◆ **Short exercise**
Print the full listing exactly.

◆ **Data section**
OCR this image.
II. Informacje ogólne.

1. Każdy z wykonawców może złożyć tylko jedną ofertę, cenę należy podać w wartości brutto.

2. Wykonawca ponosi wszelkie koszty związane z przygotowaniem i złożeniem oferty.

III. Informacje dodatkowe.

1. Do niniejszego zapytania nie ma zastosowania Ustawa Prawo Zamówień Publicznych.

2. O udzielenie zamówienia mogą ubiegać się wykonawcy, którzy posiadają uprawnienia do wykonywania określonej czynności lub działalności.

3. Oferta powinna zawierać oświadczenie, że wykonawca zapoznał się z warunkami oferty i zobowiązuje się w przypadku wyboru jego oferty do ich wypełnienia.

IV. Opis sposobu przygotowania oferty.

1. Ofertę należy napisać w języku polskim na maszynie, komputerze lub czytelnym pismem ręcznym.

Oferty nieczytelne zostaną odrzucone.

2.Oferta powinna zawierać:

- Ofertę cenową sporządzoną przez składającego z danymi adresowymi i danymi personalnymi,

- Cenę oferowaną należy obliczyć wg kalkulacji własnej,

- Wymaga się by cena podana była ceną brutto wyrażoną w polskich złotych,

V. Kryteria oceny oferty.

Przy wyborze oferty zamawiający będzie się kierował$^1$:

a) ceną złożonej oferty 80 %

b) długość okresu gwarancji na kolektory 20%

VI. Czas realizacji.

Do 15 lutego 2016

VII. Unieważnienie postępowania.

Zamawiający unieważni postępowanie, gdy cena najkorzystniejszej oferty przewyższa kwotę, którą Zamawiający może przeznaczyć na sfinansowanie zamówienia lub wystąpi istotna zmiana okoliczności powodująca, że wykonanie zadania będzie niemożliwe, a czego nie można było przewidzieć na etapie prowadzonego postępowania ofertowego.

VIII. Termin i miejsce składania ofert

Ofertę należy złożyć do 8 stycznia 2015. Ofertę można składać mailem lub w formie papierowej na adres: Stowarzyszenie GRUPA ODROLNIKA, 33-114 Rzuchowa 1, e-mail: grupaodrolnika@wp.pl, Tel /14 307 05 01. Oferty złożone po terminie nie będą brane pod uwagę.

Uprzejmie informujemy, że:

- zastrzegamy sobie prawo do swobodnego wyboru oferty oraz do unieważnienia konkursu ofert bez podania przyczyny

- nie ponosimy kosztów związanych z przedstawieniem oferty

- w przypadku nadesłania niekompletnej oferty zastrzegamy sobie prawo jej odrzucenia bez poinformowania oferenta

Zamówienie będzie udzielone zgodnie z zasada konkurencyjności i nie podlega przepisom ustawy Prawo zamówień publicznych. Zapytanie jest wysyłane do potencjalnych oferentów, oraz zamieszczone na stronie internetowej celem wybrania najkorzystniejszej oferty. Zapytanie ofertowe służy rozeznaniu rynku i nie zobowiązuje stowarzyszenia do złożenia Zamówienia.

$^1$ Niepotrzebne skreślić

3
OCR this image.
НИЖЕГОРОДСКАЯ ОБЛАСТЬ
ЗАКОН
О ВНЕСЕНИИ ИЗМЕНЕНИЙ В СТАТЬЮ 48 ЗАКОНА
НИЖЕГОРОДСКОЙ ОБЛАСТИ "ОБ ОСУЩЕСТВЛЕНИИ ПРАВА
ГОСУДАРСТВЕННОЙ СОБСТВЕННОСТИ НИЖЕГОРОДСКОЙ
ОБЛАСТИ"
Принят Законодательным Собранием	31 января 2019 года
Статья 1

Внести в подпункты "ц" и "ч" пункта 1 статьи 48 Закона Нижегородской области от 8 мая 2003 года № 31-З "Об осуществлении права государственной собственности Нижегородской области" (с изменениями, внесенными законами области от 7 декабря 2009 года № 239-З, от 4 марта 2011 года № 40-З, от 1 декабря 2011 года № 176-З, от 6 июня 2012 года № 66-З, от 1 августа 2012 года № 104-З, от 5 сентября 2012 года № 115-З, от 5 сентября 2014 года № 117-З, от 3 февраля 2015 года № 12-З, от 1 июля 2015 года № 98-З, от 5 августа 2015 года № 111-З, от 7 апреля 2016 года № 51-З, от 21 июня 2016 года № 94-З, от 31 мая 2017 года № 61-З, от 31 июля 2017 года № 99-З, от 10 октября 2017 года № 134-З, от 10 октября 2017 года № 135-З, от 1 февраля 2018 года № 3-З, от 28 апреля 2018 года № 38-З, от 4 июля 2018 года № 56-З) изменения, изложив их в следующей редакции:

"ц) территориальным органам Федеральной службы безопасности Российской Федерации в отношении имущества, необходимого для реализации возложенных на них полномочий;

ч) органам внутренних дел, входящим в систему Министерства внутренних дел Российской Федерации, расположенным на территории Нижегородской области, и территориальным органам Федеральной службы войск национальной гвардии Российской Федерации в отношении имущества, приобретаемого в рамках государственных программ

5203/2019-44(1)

◆ **Complete output**
OCR this image.
II. Informacje ogólne.

1. Każdy z wykonawców może złożyć tylko jedną ofertę, cenę należy podać w wartości brutto.

2. Wykonawca ponosi wszelkie koszty związane z przygotowaniem i złożeniem oferty.

III. Informacje dodatkowe.

1. Do niniejszego zapytania nie ma zastosowania Ustawa Prawo Zamówień Publicznych.

2. O udzielenie zamówienia mogą ubiegać się wykonawcy, którzy posiadają uprawnienia do wykonywania określonej czynności lub działalności.

3. Oferta powinna zawierać oświadczenie, że wykonawca zapoznał się z warunkami oferty i zobowiązuje się w przypadku wyboru jego oferty do ich wypełnienia.

IV. Opis sposobu przygotowania oferty.

1. Ofertę należy napisać w języku polskim na maszynie, komputerze lub czytelnym pismem ręcznym.

Oferty nieczytelne zostaną odrzucone.

2.Oferta powinna zawierać:

- Ofertę cenową sporządzoną przez składającego z danymi adresowymi i danymi personalnymi,

- Cenę oferowaną należy obliczyć wg kalkulacji własnej,

- Wymaga się by cena podana była ceną brutto wyrażoną w polskich złotych,

V. Kryteria oceny oferty.

Przy wyborze oferty zamawiający będzie się kierował$^1$:

a) ceną złożonej oferty 80 %

b) długość okresu gwarancji na kolektory 20%

VI. Czas realizacji.

Do 15 lutego 2016

VII. Unieważnienie postępowania.

Zamawiający unieważni postępowanie, gdy cena najkorzystniejszej oferty przewyższa kwotę, którą Zamawiający może przeznaczyć na sfinansowanie zamówienia lub wystąpi istotna zmiana okoliczności powodująca, że wykonanie zadania będzie niemożliwe, a czego nie można było przewidzieć na etapie prowadzonego postępowania ofertowego.

VIII. Termin i miejsce składania ofert

Ofertę należy złożyć do 8 stycznia 2015. Ofertę można składać mailem lub w formie papierowej na adres: Stowarzyszenie GRUPA ODROLNIKA, 33-114 Rzuchowa 1, e-mail: grupaodrolnika@wp.pl, Tel /14 307 05 01. Oferty złożone po terminie nie będą brane pod uwagę.

Uprzejmie informujemy, że:

- zastrzegamy sobie prawo do swobodnego wyboru oferty oraz do unieważnienia konkursu ofert bez podania przyczyny

- nie ponosimy kosztów związanych z przedstawieniem oferty

- w przypadku nadesłania niekompletnej oferty zastrzegamy sobie prawo jej odrzucenia bez poinformowania oferenta

Zamówienie będzie udzielone zgodnie z zasada konkurencyjności i nie podlega przepisom ustawy Prawo zamówień publicznych. Zapytanie jest wysyłane do potencjalnych oferentów, oraz zamieszczone na stronie internetowej celem wybrania najkorzystniejszej oferty. Zapytanie ofertowe służy rozeznaniu rynku i nie zobowiązuje stowarzyszenia do złożenia Zamówienia.

$^1$ Niepotrzebne skreślić

3
OCR this image.
НИЖЕГОРОДСКАЯ ОБЛАСТЬ
ЗАКОН
О ВНЕСЕНИИ ИЗМЕНЕНИЙ В СТАТЬЮ 48 ЗАКОНА
НИЖЕГОРОДСКОЙ ОБЛАСТИ "ОБ ОСУЩЕСТВЛЕНИИ ПРАВА
ГОСУДАРСТВЕННОЙ СОБСТВЕННОСТИ НИЖЕГОРОДСКОЙ
ОБЛАСТИ"
Принят Законодательным Собранием	31 января 2019 года
Статья 1

Внести в подпункты "ц" и "ч" пункта 1 статьи 48 Закона Нижегородской области от 8 мая 2003 года № 31-З "Об осуществлении права государственной собственности Нижегородской области" (с изменениями, внесенными законами области от 7 декабря 2009 года № 239-З, от 4 марта 2011 года № 40-З, от 1 декабря 2011 года № 176-З, от 6 июня 2012 года № 66-З, от 1 августа 2012 года № 104-З, от 5 сентября 2012 года № 115-З, от 5 сентября 2014 года № 117-З, от 3 февраля 2015 года № 12-З, от 1 июля 2015 года № 98-З, от 5 августа 2015 года № 111-З, от 7 апреля 2016 года № 51-З, от 21 июня 2016 года № 94-З, от 31 мая 2017 года № 61-З, от 31 июля 2017 года № 99-З, от 10 октября 2017 года № 134-З, от 10 октября 2017 года № 135-З, от 1 февраля 2018 года № 3-З, от 28 апреля 2018 года № 38-З, от 4 июля 2018 года № 56-З) изменения, изложив их в следующей редакции:

"ц) территориальным органам Федеральной службы безопасности Российской Федерации в отношении имущества, необходимого для реализации возложенных на них полномочий;

ч) органам внутренних дел, входящим в систему Министерства внутренних дел Российской Федерации, расположенным на территории Нижегородской области, и территориальным органам Федеральной службы войск национальной гвардии Российской Федерации в отношении имущества, приобретаемого в рамках государственных программ

5203/2019-44(1)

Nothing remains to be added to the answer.